* Exercise requirements *
Each entry must appear again exactly as it does in the source.

▼

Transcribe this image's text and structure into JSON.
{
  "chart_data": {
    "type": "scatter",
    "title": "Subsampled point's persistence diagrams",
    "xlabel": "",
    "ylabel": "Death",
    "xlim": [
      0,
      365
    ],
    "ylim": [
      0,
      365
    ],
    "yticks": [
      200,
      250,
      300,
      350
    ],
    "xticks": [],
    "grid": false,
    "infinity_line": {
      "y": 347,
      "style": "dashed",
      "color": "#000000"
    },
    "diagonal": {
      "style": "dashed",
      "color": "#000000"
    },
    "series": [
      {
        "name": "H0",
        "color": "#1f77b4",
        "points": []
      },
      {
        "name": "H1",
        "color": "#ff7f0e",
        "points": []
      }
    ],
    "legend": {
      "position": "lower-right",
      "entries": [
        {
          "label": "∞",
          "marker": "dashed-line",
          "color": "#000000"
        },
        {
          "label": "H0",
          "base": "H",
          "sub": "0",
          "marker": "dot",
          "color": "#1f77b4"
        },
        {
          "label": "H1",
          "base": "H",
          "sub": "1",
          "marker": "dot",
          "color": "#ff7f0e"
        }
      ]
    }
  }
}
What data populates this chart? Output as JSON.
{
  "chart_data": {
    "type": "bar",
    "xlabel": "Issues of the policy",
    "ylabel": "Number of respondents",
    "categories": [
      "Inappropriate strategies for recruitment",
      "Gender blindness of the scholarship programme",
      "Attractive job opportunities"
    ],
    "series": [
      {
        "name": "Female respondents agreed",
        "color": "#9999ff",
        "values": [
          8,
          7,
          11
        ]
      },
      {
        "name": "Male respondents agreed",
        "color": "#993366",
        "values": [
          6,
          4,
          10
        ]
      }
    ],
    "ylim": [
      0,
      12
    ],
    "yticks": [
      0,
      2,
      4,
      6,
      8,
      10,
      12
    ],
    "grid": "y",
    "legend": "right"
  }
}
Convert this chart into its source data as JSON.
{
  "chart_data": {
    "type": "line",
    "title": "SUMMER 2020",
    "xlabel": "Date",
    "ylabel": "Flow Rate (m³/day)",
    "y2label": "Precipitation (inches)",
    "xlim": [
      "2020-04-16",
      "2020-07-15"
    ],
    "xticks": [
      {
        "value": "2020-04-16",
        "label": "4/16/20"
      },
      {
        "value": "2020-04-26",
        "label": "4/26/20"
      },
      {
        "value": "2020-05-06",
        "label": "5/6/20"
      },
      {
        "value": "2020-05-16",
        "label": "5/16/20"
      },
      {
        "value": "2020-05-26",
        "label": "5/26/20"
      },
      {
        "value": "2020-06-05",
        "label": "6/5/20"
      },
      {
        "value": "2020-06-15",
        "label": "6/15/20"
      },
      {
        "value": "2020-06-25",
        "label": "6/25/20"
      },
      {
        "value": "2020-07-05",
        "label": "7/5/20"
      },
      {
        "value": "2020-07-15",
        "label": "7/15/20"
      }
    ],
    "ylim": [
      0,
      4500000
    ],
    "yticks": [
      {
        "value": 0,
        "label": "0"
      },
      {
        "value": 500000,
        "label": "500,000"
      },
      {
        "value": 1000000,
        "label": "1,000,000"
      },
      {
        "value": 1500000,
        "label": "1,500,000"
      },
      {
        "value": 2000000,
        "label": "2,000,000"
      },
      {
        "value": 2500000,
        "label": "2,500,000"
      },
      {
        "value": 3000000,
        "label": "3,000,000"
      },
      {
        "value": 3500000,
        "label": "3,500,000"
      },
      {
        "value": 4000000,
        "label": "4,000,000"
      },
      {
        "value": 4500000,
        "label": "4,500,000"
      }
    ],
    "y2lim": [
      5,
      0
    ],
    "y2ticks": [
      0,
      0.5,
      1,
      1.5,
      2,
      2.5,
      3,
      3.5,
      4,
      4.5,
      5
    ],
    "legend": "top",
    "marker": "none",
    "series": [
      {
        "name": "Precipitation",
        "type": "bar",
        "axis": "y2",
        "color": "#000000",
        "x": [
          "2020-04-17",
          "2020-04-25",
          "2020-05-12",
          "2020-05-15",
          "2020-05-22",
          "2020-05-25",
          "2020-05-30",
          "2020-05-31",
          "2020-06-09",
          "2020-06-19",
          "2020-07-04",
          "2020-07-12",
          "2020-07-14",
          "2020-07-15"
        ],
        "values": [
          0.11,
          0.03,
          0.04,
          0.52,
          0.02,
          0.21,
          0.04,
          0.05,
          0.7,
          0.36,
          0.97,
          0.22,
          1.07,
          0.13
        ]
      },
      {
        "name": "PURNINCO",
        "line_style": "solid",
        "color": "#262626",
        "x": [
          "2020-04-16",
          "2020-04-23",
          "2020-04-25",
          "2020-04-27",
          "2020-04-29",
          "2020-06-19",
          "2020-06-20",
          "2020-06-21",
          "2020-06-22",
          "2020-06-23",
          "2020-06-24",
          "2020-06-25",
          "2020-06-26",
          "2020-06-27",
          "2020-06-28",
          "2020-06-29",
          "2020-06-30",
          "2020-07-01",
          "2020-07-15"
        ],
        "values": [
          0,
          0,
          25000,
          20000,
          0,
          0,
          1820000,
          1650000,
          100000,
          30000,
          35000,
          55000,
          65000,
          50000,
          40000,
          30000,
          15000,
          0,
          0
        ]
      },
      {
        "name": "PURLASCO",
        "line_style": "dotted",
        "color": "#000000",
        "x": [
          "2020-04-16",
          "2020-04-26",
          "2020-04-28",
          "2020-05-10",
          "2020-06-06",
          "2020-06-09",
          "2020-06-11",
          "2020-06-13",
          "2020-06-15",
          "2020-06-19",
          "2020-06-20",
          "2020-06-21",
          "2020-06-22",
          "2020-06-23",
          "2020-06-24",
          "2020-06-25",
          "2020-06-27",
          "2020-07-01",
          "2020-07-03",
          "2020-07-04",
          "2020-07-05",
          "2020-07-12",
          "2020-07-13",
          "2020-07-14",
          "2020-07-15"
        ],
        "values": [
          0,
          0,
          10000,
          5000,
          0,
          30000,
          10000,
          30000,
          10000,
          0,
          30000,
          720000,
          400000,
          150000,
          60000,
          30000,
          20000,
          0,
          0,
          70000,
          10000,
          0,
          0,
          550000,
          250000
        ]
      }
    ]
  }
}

▲

* Solution for this task *
Transcribe this image's text and structure into JSON.
{
  "chart_data": {
    "type": "scatter",
    "title": "Subsampled point's persistence diagrams",
    "xlabel": "",
    "ylabel": "Death",
    "xlim": [
      0,
      365
    ],
    "ylim": [
      0,
      365
    ],
    "yticks": [
      200,
      250,
      300,
      350
    ],
    "xticks": [],
    "grid": false,
    "infinity_line": {
      "y": 347,
      "style": "dashed",
      "color": "#000000"
    },
    "diagonal": {
      "style": "dashed",
      "color": "#000000"
    },
    "series": [
      {
        "name": "H0",
        "color": "#1f77b4",
        "points": []
      },
      {
        "name": "H1",
        "color": "#ff7f0e",
        "points": []
      }
    ],
    "legend": {
      "position": "lower-right",
      "entries": [
        {
          "label": "∞",
          "marker": "dashed-line",
          "color": "#000000"
        },
        {
          "label": "H0",
          "base": "H",
          "sub": "0",
          "marker": "dot",
          "color": "#1f77b4"
        },
        {
          "label": "H1",
          "base": "H",
          "sub": "1",
          "marker": "dot",
          "color": "#ff7f0e"
        }
      ]
    }
  }
}
What data populates this chart? Output as JSON.
{
  "chart_data": {
    "type": "bar",
    "xlabel": "Issues of the policy",
    "ylabel": "Number of respondents",
    "categories": [
      "Inappropriate strategies for recruitment",
      "Gender blindness of the scholarship programme",
      "Attractive job opportunities"
    ],
    "series": [
      {
        "name": "Female respondents agreed",
        "color": "#9999ff",
        "values": [
          8,
          7,
          11
        ]
      },
      {
        "name": "Male respondents agreed",
        "color": "#993366",
        "values": [
          6,
          4,
          10
        ]
      }
    ],
    "ylim": [
      0,
      12
    ],
    "yticks": [
      0,
      2,
      4,
      6,
      8,
      10,
      12
    ],
    "grid": "y",
    "legend": "right"
  }
}
Convert this chart into its source data as JSON.
{
  "chart_data": {
    "type": "line",
    "title": "SUMMER 2020",
    "xlabel": "Date",
    "ylabel": "Flow Rate (m³/day)",
    "y2label": "Precipitation (inches)",
    "xlim": [
      "2020-04-16",
      "2020-07-15"
    ],
    "xticks": [
      {
        "value": "2020-04-16",
        "label": "4/16/20"
      },
      {
        "value": "2020-04-26",
        "label": "4/26/20"
      },
      {
        "value": "2020-05-06",
        "label": "5/6/20"
      },
      {
        "value": "2020-05-16",
        "label": "5/16/20"
      },
      {
        "value": "2020-05-26",
        "label": "5/26/20"
      },
      {
        "value": "2020-06-05",
        "label": "6/5/20"
      },
      {
        "value": "2020-06-15",
        "label": "6/15/20"
      },
      {
        "value": "2020-06-25",
        "label": "6/25/20"
      },
      {
        "value": "2020-07-05",
        "label": "7/5/20"
      },
      {
        "value": "2020-07-15",
        "label": "7/15/20"
      }
    ],
    "ylim": [
      0,
      4500000
    ],
    "yticks": [
      {
        "value": 0,
        "label": "0"
      },
      {
        "value": 500000,
        "label": "500,000"
      },
      {
        "value": 1000000,
        "label": "1,000,000"
      },
      {
        "value": 1500000,
        "label": "1,500,000"
      },
      {
        "value": 2000000,
        "label": "2,000,000"
      },
      {
        "value": 2500000,
        "label": "2,500,000"
      },
      {
        "value": 3000000,
        "label": "3,000,000"
      },
      {
        "value": 3500000,
        "label": "3,500,000"
      },
      {
        "value": 4000000,
        "label": "4,000,000"
      },
      {
        "value": 4500000,
        "label": "4,500,000"
      }
    ],
    "y2lim": [
      5,
      0
    ],
    "y2ticks": [
      0,
      0.5,
      1,
      1.5,
      2,
      2.5,
      3,
      3.5,
      4,
      4.5,
      5
    ],
    "legend": "top",
    "marker": "none",
    "series": [
      {
        "name": "Precipitation",
        "type": "bar",
        "axis": "y2",
        "color": "#000000",
        "x": [
          "2020-04-17",
          "2020-04-25",
          "2020-05-12",
          "2020-05-15",
          "2020-05-22",
          "2020-05-25",
          "2020-05-30",
          "2020-05-31",
          "2020-06-09",
          "2020-06-19",
          "2020-07-04",
          "2020-07-12",
          "2020-07-14",
          "2020-07-15"
        ],
        "values": [
          0.11,
          0.03,
          0.04,
          0.52,
          0.02,
          0.21,
          0.04,
          0.05,
          0.7,
          0.36,
          0.97,
          0.22,
          1.07,
          0.13
        ]
      },
      {
        "name": "PURNINCO",
        "line_style": "solid",
        "color": "#262626",
        "x": [
          "2020-04-16",
          "2020-04-23",
          "2020-04-25",
          "2020-04-27",
          "2020-04-29",
          "2020-06-19",
          "2020-06-20",
          "2020-06-21",
          "2020-06-22",
          "2020-06-23",
          "2020-06-24",
          "2020-06-25",
          "2020-06-26",
          "2020-06-27",
          "2020-06-28",
          "2020-06-29",
          "2020-06-30",
          "2020-07-01",
          "2020-07-15"
        ],
        "values": [
          0,
          0,
          25000,
          20000,
          0,
          0,
          1820000,
          1650000,
          100000,
          30000,
          35000,
          55000,
          65000,
          50000,
          40000,
          30000,
          15000,
          0,
          0
        ]
      },
      {
        "name": "PURLASCO",
        "line_style": "dotted",
        "color": "#000000",
        "x": [
          "2020-04-16",
          "2020-04-26",
          "2020-04-28",
          "2020-05-10",
          "2020-06-06",
          "2020-06-09",
          "2020-06-11",
          "2020-06-13",
          "2020-06-15",
          "2020-06-19",
          "2020-06-20",
          "2020-06-21",
          "2020-06-22",
          "2020-06-23",
          "2020-06-24",
          "2020-06-25",
          "2020-06-27",
          "2020-07-01",
          "2020-07-03",
          "2020-07-04",
          "2020-07-05",
          "2020-07-12",
          "2020-07-13",
          "2020-07-14",
          "2020-07-15"
        ],
        "values": [
          0,
          0,
          10000,
          5000,
          0,
          30000,
          10000,
          30000,
          10000,
          0,
          30000,
          720000,
          400000,
          150000,
          60000,
          30000,
          20000,
          0,
          0,
          70000,
          10000,
          0,
          0,
          550000,
          250000
        ]
      }
    ]
  }
}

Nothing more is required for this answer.